**Given task**
Pick every line with "gran" from the material below.
- - - -
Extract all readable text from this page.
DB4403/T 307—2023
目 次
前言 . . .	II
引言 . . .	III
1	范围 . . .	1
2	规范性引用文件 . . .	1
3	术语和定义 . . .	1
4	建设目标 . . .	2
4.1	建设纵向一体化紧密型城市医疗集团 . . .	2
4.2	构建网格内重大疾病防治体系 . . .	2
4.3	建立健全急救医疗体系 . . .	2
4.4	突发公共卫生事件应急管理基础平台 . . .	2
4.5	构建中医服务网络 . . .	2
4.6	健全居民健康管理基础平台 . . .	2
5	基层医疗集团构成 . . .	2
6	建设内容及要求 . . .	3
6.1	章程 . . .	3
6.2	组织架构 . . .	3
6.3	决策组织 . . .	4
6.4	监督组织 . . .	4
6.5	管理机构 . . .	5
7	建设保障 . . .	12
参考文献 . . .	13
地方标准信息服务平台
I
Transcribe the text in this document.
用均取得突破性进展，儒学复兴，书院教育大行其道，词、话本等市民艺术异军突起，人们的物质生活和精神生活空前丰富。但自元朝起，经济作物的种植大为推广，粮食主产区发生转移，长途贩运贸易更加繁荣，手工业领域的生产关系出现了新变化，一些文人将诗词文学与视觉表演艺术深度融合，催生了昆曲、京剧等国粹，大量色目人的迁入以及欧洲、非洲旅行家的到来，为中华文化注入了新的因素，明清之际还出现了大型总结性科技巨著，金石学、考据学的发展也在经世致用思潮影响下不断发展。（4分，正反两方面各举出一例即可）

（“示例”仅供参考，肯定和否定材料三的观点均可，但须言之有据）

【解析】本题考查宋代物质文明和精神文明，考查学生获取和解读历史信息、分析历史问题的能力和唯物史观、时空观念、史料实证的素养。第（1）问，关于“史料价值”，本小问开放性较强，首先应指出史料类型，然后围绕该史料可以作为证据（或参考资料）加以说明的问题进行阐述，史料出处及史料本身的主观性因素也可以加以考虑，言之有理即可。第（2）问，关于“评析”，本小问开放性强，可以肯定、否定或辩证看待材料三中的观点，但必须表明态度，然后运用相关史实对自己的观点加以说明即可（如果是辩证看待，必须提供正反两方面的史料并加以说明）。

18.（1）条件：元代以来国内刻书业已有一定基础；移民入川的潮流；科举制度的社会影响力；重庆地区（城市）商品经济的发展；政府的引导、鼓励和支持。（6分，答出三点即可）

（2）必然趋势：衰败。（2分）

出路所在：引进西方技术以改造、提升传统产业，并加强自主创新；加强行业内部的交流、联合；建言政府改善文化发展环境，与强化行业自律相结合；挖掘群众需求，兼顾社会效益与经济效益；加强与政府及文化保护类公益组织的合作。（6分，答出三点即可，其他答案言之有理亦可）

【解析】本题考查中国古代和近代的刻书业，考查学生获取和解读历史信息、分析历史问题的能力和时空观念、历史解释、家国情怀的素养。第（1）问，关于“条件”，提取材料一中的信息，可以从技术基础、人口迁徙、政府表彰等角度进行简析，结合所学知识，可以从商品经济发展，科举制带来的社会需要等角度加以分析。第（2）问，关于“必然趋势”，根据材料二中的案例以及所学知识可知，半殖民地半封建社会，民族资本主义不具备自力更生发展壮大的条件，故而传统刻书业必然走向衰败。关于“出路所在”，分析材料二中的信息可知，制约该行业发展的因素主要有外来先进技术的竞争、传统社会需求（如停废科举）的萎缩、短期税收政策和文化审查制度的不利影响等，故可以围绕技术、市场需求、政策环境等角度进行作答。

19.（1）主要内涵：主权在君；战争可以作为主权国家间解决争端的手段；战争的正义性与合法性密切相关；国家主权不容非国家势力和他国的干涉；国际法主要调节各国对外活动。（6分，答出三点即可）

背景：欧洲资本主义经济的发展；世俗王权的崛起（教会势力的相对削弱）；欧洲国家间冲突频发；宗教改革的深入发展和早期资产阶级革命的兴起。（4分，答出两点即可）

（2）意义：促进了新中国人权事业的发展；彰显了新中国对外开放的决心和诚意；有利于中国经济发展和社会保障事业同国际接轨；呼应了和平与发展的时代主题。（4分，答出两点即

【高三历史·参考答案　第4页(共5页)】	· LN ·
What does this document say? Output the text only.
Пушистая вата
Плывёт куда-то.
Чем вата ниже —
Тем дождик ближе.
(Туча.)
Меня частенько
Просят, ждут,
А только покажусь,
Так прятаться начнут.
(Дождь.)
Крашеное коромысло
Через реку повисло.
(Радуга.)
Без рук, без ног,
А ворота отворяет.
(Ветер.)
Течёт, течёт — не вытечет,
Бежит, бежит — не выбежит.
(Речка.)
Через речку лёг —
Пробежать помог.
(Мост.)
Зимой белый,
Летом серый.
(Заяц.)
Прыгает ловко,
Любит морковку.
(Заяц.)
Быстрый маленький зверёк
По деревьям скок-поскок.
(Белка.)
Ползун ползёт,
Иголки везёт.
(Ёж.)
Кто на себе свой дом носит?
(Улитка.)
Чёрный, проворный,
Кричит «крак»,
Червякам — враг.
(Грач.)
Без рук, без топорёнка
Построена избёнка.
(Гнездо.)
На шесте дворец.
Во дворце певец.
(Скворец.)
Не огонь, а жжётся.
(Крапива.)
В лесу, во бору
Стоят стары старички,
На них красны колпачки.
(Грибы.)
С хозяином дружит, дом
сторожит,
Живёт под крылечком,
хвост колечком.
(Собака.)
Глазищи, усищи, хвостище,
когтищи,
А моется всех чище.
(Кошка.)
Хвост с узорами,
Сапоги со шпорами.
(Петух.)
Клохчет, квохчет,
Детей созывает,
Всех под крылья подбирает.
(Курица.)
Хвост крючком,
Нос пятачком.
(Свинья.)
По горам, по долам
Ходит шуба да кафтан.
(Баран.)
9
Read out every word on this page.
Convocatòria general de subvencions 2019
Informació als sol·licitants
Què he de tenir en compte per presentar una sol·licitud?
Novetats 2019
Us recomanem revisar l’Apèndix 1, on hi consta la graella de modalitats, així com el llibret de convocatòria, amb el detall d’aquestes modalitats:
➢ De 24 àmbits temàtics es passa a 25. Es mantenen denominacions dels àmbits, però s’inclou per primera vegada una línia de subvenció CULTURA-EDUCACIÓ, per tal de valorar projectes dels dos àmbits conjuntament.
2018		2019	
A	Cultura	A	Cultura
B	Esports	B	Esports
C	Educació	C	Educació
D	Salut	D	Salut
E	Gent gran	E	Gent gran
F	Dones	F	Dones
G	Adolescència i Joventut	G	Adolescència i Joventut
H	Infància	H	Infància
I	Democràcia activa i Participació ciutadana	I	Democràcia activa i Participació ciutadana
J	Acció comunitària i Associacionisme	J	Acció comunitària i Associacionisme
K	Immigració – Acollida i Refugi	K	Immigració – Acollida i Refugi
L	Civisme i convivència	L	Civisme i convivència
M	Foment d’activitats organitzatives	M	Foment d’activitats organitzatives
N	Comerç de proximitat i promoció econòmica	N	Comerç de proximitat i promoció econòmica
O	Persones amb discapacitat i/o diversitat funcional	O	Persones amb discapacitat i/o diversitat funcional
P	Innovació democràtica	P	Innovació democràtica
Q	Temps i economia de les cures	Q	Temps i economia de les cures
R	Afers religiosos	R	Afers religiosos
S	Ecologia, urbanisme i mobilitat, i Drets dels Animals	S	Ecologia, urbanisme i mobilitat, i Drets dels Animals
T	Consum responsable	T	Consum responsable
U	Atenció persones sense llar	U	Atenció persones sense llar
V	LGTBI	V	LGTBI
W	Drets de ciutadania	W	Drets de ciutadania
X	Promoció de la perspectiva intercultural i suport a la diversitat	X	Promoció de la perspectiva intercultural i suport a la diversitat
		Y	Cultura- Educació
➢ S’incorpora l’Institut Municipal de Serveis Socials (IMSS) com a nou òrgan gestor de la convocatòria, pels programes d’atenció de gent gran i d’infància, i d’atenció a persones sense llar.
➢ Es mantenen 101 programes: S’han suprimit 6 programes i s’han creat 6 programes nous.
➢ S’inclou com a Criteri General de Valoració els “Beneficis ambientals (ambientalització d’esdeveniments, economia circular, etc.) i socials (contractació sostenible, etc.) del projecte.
- - - -
**Written response**
E	Gent gran	E	Gent gran
➢ S’incorpora l’Institut Municipal de Serveis Socials (IMSS) com a nou òrgan gestor de la convocatòria, pels programes d’atenció de gent gran i d’infància, i d’atenció a persones sense llar.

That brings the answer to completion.